[Request] Exactly as written, please set down all of the entries again, with no pictures.
-- START Input material --
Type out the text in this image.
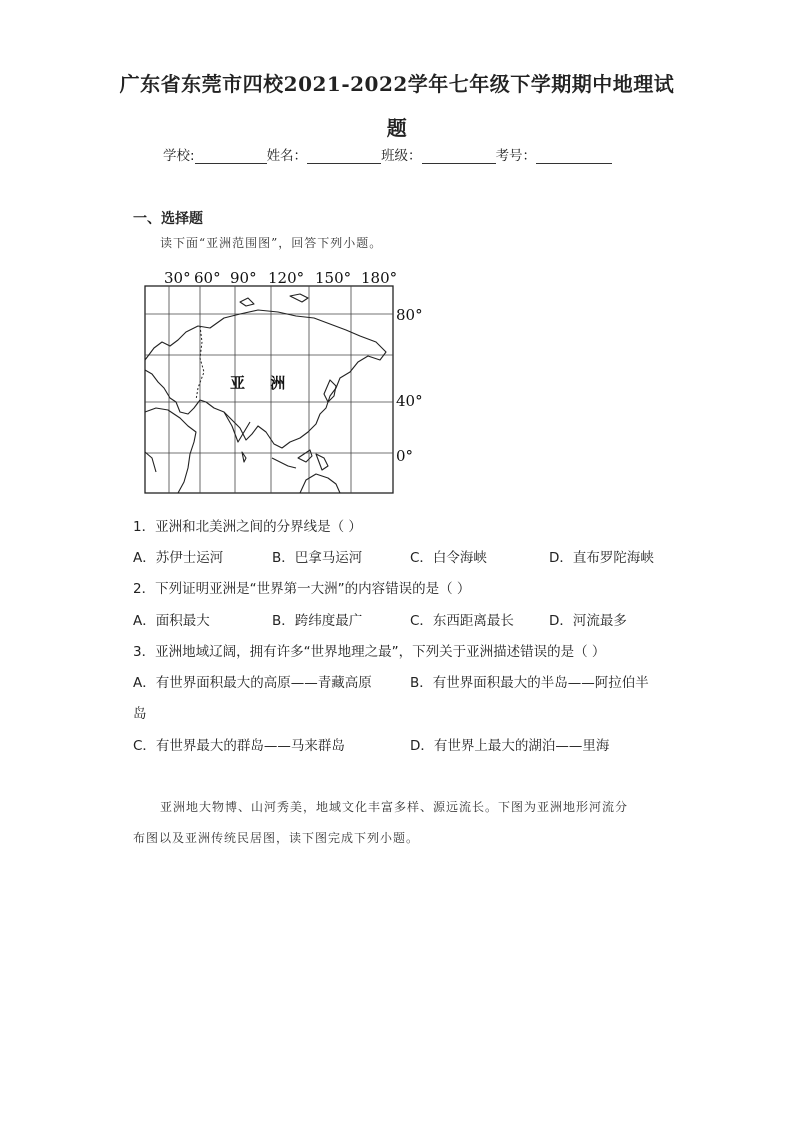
广东省东莞市四校2021-2022学年七年级下学期期中地理试
题
学校:	姓名：	班级：	考号：
一、选择题
读下面“亚洲范围图”，回答下列小题。
30° 60° 90° 120° 150° 180°
80°
40°
0°
亚 洲
1．亚洲和北美洲之间的分界线是（ ）
A．苏伊士运河	B．巴拿马运河	C．白令海峡	D．直布罗陀海峡
2．下列证明亚洲是“世界第一大洲”的内容错误的是（ ）
A．面积最大	B．跨纬度最广	C．东西距离最长	D．河流最多
3．亚洲地域辽阔，拥有许多“世界地理之最”，下列关于亚洲描述错误的是（ ）
A．有世界面积最大的高原——青藏高原	B．有世界面积最大的半岛——阿拉伯半
岛
C．有世界最大的群岛——马来群岛	D．有世界上最大的湖泊——里海
亚洲地大物博、山河秀美，地域文化丰富多样、源远流长。下图为亚洲地形河流分
布图以及亚洲传统民居图，读下图完成下列小题。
-- END Input material --
[Answer for this exercise]
Type out the text in this image.
广东省东莞市四校2021-2022学年七年级下学期期中地理试
题
学校:	姓名：	班级：	考号：
一、选择题
读下面“亚洲范围图”，回答下列小题。
30° 60° 90° 120° 150° 180°
80°
40°
0°
亚 洲
1．亚洲和北美洲之间的分界线是（ ）
A．苏伊士运河	B．巴拿马运河	C．白令海峡	D．直布罗陀海峡
2．下列证明亚洲是“世界第一大洲”的内容错误的是（ ）
A．面积最大	B．跨纬度最广	C．东西距离最长	D．河流最多
3．亚洲地域辽阔，拥有许多“世界地理之最”，下列关于亚洲描述错误的是（ ）
A．有世界面积最大的高原——青藏高原	B．有世界面积最大的半岛——阿拉伯半
岛
C．有世界最大的群岛——马来群岛	D．有世界上最大的湖泊——里海
亚洲地大物博、山河秀美，地域文化丰富多样、源远流长。下图为亚洲地形河流分
布图以及亚洲传统民居图，读下图完成下列小题。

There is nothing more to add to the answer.